(Stored records)

===

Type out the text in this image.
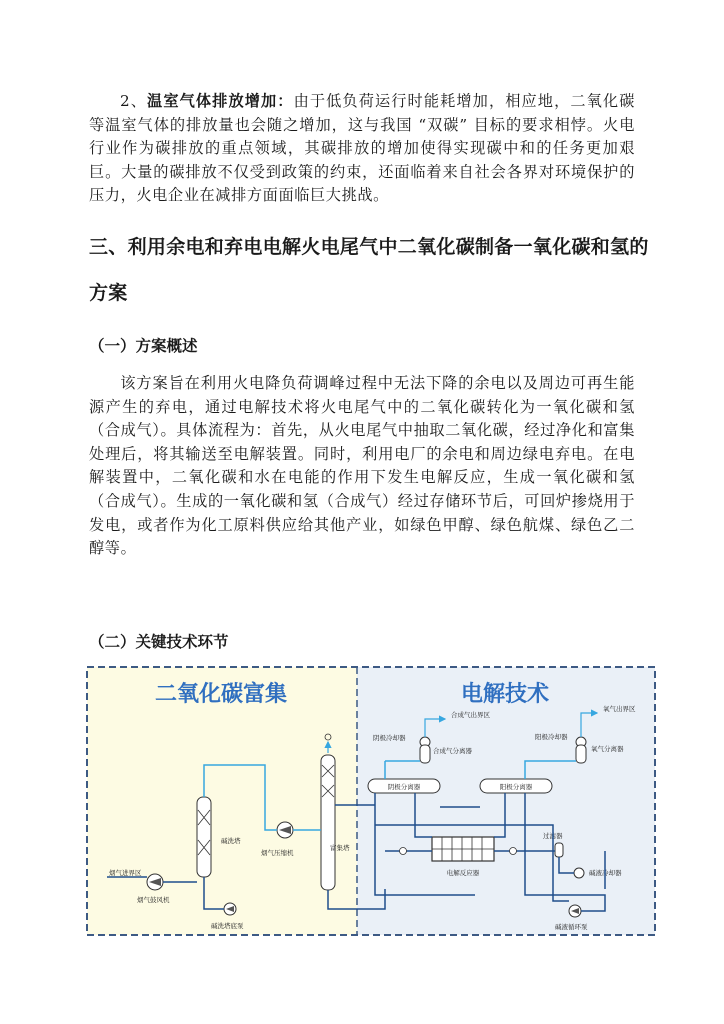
2、温室气体排放增加：由于低负荷运行时能耗增加，相应地，二氧化碳等温室气体的排放量也会随之增加，这与我国 “双碳” 目标的要求相悖。火电行业作为碳排放的重点领域，其碳排放的增加使得实现碳中和的任务更加艰巨。大量的碳排放不仅受到政策的约束，还面临着来自社会各界对环境保护的压力，火电企业在减排方面面临巨大挑战。

三、利用余电和弃电电解火电尾气中二氧化碳制备一氧化碳和氢的方案
（一）方案概述

该方案旨在利用火电降负荷调峰过程中无法下降的余电以及周边可再生能源产生的弃电，通过电解技术将火电尾气中的二氧化碳转化为一氧化碳和氢（合成气）。具体流程为：首先，从火电尾气中抽取二氧化碳，经过净化和富集处理后，将其输送至电解装置。同时，利用电厂的余电和周边绿电弃电。在电解装置中，二氧化碳和水在电能的作用下发生电解反应，生成一氧化碳和氢（合成气）。生成的一氧化碳和氢（合成气）经过存储环节后，可回炉掺烧用于发电，或者作为化工原料供应给其他产业，如绿色甲醇、绿色航煤、绿色乙二醇等。

（二）关键技术环节
二氧化碳富集	电解技术
烟气进界区
烟气鼓风机
碱洗塔
碱洗塔底泵
烟气压缩机
富集塔
阴极冷却器
合成气出界区
合成气分离器
阴极分离器
阳极冷却器
氧气出界区
氧气分离器
阳极分离器
电解反应器
过滤器
碱液冷却器
碱液循环泵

===

#### Problem requirements:
Transcribe each entry precisely as given, leaving the pictures out.

#### Output for this exercise:
Type out the text in this image.
2、温室气体排放增加：由于低负荷运行时能耗增加，相应地，二氧化碳等温室气体的排放量也会随之增加，这与我国 “双碳” 目标的要求相悖。火电行业作为碳排放的重点领域，其碳排放的增加使得实现碳中和的任务更加艰巨。大量的碳排放不仅受到政策的约束，还面临着来自社会各界对环境保护的压力，火电企业在减排方面面临巨大挑战。

三、利用余电和弃电电解火电尾气中二氧化碳制备一氧化碳和氢的方案
（一）方案概述

该方案旨在利用火电降负荷调峰过程中无法下降的余电以及周边可再生能源产生的弃电，通过电解技术将火电尾气中的二氧化碳转化为一氧化碳和氢（合成气）。具体流程为：首先，从火电尾气中抽取二氧化碳，经过净化和富集处理后，将其输送至电解装置。同时，利用电厂的余电和周边绿电弃电。在电解装置中，二氧化碳和水在电能的作用下发生电解反应，生成一氧化碳和氢（合成气）。生成的一氧化碳和氢（合成气）经过存储环节后，可回炉掺烧用于发电，或者作为化工原料供应给其他产业，如绿色甲醇、绿色航煤、绿色乙二醇等。

（二）关键技术环节
二氧化碳富集	电解技术
烟气进界区
烟气鼓风机
碱洗塔
碱洗塔底泵
烟气压缩机
富集塔
阴极冷却器
合成气出界区
合成气分离器
阴极分离器
阳极冷却器
氧气出界区
氧气分离器
阳极分离器
电解反应器
过滤器
碱液冷却器
碱液循环泵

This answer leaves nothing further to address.